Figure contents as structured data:
+ + + + + + +

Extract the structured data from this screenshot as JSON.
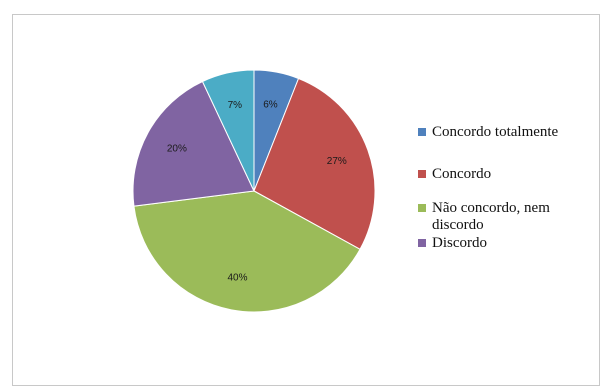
{
  "chart_data": {
    "type": "pie",
    "title": "",
    "categories": [
      "Concordo totalmente",
      "Concordo",
      "Não concordo, nem discordo",
      "Discordo",
      ""
    ],
    "values": [
      6,
      27,
      40,
      20,
      7
    ],
    "value_labels": [
      "6%",
      "27%",
      "40%",
      "20%",
      "7%"
    ],
    "colors": [
      "#4f81bd",
      "#c0504d",
      "#9bbb59",
      "#8064a2",
      "#4bacc6"
    ],
    "legend_position": "right",
    "legend": [
      {
        "label": "Concordo totalmente",
        "color": "#4f81bd"
      },
      {
        "label": "Concordo",
        "color": "#c0504d"
      },
      {
        "label": "Não concordo, nem discordo",
        "color": "#9bbb59"
      },
      {
        "label": "Discordo",
        "color": "#8064a2"
      }
    ]
  }
}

+ + + + + + +

Search the data above for the string "totalmente" and copy each line that has it.

• _Written response_:
      "Concordo totalmente",
        "label": "Concordo totalmente",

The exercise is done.